## Begin Supplied data
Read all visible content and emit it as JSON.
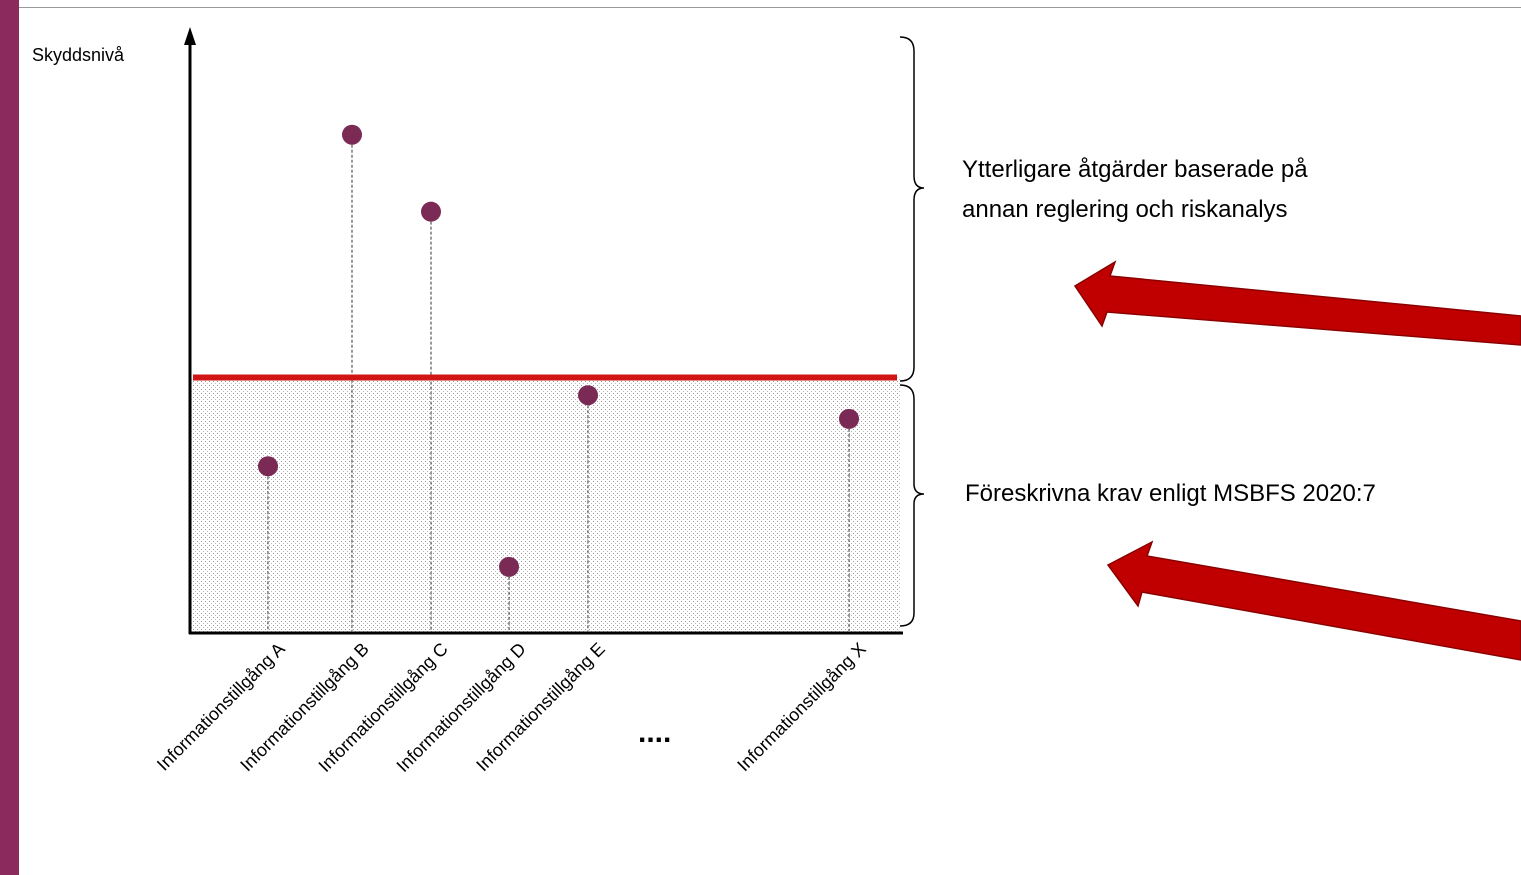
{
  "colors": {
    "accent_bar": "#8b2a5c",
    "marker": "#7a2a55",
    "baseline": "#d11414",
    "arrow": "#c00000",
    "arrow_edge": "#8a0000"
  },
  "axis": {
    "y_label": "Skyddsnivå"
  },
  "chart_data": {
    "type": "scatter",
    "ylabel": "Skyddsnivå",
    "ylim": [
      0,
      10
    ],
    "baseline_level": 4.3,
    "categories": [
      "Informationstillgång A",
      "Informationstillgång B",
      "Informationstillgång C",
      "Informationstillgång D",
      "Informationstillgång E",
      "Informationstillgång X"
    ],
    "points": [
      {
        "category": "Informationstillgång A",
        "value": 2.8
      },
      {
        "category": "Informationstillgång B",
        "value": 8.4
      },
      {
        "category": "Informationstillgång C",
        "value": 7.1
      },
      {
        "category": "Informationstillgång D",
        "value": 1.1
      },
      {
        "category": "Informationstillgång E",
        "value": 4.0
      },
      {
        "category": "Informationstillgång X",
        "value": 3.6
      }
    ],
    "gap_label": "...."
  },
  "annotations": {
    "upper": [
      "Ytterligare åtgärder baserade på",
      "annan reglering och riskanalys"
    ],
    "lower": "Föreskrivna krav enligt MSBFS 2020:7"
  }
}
## End Supplied data
Task :: Write out the whole listing exactly, and drop the pictures.

Exercise answer ::
Read all visible content and emit it as JSON.
{
  "colors": {
    "accent_bar": "#8b2a5c",
    "marker": "#7a2a55",
    "baseline": "#d11414",
    "arrow": "#c00000",
    "arrow_edge": "#8a0000"
  },
  "axis": {
    "y_label": "Skyddsnivå"
  },
  "chart_data": {
    "type": "scatter",
    "ylabel": "Skyddsnivå",
    "ylim": [
      0,
      10
    ],
    "baseline_level": 4.3,
    "categories": [
      "Informationstillgång A",
      "Informationstillgång B",
      "Informationstillgång C",
      "Informationstillgång D",
      "Informationstillgång E",
      "Informationstillgång X"
    ],
    "points": [
      {
        "category": "Informationstillgång A",
        "value": 2.8
      },
      {
        "category": "Informationstillgång B",
        "value": 8.4
      },
      {
        "category": "Informationstillgång C",
        "value": 7.1
      },
      {
        "category": "Informationstillgång D",
        "value": 1.1
      },
      {
        "category": "Informationstillgång E",
        "value": 4.0
      },
      {
        "category": "Informationstillgång X",
        "value": 3.6
      }
    ],
    "gap_label": "...."
  },
  "annotations": {
    "upper": [
      "Ytterligare åtgärder baserade på",
      "annan reglering och riskanalys"
    ],
    "lower": "Föreskrivna krav enligt MSBFS 2020:7"
  }
}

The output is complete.